[start]

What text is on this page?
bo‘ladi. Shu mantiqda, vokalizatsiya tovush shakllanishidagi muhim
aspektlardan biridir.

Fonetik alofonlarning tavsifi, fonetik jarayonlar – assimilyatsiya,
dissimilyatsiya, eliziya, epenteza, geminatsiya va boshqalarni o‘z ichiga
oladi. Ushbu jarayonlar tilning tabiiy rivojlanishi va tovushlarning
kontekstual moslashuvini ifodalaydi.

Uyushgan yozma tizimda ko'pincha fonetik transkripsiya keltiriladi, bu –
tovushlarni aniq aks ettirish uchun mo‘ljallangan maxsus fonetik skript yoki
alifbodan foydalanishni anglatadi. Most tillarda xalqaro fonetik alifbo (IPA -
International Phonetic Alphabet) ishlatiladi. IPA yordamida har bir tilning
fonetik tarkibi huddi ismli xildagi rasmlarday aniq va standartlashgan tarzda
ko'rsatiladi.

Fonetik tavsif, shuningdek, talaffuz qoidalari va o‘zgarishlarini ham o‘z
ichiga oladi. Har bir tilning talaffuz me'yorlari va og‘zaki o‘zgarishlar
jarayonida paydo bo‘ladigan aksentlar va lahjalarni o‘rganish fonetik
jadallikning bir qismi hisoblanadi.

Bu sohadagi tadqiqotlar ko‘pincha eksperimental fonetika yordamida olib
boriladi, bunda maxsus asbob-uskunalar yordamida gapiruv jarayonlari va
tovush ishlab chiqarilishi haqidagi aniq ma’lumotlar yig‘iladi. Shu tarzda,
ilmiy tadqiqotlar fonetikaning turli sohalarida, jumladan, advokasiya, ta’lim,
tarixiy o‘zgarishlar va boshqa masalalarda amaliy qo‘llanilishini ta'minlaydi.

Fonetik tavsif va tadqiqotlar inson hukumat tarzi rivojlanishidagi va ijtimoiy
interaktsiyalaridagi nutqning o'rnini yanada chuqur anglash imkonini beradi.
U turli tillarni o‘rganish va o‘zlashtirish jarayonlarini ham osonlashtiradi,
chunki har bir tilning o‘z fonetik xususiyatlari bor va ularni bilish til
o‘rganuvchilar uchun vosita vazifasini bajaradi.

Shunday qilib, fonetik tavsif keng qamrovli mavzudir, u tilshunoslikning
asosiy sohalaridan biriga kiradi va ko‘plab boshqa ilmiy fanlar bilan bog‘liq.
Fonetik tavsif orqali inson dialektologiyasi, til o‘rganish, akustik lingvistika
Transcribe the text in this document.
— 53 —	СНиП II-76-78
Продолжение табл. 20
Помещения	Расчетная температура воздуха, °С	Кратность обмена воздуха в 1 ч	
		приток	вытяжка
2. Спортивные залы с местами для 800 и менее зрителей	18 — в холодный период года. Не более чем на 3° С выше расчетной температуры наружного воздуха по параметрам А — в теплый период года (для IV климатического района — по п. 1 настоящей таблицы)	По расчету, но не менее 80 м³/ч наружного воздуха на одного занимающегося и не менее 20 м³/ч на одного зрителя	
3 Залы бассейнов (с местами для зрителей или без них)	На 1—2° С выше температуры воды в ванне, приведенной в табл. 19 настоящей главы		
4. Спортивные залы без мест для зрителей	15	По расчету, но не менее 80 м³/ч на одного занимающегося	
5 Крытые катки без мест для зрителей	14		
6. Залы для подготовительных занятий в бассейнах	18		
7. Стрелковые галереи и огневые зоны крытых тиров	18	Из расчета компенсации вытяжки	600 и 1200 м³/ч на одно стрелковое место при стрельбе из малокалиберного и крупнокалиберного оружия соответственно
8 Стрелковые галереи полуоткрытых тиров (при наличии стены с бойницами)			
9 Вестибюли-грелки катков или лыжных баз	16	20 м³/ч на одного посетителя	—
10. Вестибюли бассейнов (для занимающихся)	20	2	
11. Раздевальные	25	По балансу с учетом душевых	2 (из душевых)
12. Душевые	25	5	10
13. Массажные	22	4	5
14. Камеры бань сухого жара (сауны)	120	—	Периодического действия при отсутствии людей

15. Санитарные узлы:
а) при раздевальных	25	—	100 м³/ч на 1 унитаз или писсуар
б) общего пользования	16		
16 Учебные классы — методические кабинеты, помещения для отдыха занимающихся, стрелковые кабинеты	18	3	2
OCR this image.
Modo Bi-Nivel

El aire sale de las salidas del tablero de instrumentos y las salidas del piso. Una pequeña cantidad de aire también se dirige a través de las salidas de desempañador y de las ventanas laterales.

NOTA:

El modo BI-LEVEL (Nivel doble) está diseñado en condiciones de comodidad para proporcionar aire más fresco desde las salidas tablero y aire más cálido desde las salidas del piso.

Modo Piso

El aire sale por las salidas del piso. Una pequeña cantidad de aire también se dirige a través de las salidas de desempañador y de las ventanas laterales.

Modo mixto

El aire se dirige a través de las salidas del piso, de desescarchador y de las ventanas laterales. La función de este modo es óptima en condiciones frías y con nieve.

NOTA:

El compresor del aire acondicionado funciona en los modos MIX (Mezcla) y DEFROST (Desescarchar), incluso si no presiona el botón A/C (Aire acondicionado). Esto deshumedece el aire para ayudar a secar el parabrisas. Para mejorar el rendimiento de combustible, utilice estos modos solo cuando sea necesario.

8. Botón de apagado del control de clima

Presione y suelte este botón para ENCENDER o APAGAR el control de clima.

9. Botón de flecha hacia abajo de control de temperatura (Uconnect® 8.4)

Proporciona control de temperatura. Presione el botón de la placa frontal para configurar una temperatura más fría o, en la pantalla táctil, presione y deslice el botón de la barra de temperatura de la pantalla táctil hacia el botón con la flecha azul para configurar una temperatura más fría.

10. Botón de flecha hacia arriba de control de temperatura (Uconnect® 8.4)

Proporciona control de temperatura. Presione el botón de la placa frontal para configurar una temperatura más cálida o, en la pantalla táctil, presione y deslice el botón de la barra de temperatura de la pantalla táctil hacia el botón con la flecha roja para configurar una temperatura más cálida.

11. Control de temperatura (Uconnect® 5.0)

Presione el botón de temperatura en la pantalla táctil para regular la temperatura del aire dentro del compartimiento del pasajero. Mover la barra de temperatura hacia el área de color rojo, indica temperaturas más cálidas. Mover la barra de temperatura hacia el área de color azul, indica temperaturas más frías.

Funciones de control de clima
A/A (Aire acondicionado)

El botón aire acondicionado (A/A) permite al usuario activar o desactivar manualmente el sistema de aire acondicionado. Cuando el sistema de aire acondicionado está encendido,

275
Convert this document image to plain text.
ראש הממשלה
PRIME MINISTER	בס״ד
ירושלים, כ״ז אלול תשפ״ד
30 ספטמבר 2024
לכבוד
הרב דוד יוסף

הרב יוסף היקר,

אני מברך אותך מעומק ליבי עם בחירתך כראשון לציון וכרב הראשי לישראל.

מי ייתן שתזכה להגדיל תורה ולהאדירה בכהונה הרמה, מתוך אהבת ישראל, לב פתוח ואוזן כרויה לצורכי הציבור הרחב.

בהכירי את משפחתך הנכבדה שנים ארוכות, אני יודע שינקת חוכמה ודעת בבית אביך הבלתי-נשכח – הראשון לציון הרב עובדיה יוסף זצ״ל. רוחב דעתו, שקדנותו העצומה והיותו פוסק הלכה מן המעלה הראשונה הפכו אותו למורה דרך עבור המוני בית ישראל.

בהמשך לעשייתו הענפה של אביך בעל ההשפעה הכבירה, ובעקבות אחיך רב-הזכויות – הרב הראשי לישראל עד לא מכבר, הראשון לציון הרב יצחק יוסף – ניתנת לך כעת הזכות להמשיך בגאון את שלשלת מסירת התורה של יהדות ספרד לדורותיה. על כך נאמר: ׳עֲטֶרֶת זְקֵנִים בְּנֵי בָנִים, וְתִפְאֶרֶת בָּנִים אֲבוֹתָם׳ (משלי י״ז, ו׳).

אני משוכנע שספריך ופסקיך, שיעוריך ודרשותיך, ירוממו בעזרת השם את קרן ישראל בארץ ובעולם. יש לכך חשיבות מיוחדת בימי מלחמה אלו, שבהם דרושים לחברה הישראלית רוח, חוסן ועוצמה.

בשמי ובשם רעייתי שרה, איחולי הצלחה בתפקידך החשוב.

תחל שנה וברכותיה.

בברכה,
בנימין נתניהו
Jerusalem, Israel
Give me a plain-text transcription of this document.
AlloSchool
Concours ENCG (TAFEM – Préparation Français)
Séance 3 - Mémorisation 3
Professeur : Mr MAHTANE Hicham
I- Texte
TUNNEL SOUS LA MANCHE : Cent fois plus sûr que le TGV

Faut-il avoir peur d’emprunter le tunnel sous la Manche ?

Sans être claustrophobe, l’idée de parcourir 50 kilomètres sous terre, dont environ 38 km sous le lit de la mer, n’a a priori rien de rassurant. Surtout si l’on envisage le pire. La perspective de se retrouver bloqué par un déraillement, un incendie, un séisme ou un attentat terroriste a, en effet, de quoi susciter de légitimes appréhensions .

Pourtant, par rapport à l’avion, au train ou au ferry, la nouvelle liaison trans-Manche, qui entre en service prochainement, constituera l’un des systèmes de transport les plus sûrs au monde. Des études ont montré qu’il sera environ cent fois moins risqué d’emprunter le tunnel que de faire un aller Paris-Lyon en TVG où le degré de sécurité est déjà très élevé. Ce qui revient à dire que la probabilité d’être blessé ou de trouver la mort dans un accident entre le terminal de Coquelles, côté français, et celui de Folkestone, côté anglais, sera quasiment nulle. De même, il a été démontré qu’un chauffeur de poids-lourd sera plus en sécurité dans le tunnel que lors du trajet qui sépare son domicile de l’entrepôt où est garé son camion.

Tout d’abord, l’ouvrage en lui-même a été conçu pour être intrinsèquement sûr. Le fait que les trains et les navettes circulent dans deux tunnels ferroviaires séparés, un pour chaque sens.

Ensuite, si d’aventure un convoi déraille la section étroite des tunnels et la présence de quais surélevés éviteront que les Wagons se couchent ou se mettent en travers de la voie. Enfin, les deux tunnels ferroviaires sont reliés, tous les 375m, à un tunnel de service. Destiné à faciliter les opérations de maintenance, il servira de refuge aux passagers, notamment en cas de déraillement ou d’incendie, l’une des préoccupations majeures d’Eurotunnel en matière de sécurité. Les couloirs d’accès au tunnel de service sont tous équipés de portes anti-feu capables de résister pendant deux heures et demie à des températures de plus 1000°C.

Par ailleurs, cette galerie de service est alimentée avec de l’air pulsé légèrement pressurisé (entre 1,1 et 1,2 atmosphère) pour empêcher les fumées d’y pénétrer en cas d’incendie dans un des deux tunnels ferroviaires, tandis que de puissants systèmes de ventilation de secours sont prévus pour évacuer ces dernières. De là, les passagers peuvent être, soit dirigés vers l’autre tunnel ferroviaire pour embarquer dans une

[end]

*Work required*: Only lines with the string "зрителей" belong in your answer; copy each one.

*Full solution*:
2. Спортивные залы с местами для 800 и менее зрителей	18 — в холодный период года. Не более чем на 3° С выше расчетной температуры наружного воздуха по параметрам А — в теплый период года (для IV климатического района — по п. 1 настоящей таблицы)	По расчету, но не менее 80 м³/ч наружного воздуха на одного занимающегося и не менее 20 м³/ч на одного зрителя	
3 Залы бассейнов (с местами для зрителей или без них)	На 1—2° С выше температуры воды в ванне, приведенной в табл. 19 настоящей главы		
4. Спортивные залы без мест для зрителей	15	По расчету, но не менее 80 м³/ч на одного занимающегося	
5 Крытые катки без мест для зрителей	14		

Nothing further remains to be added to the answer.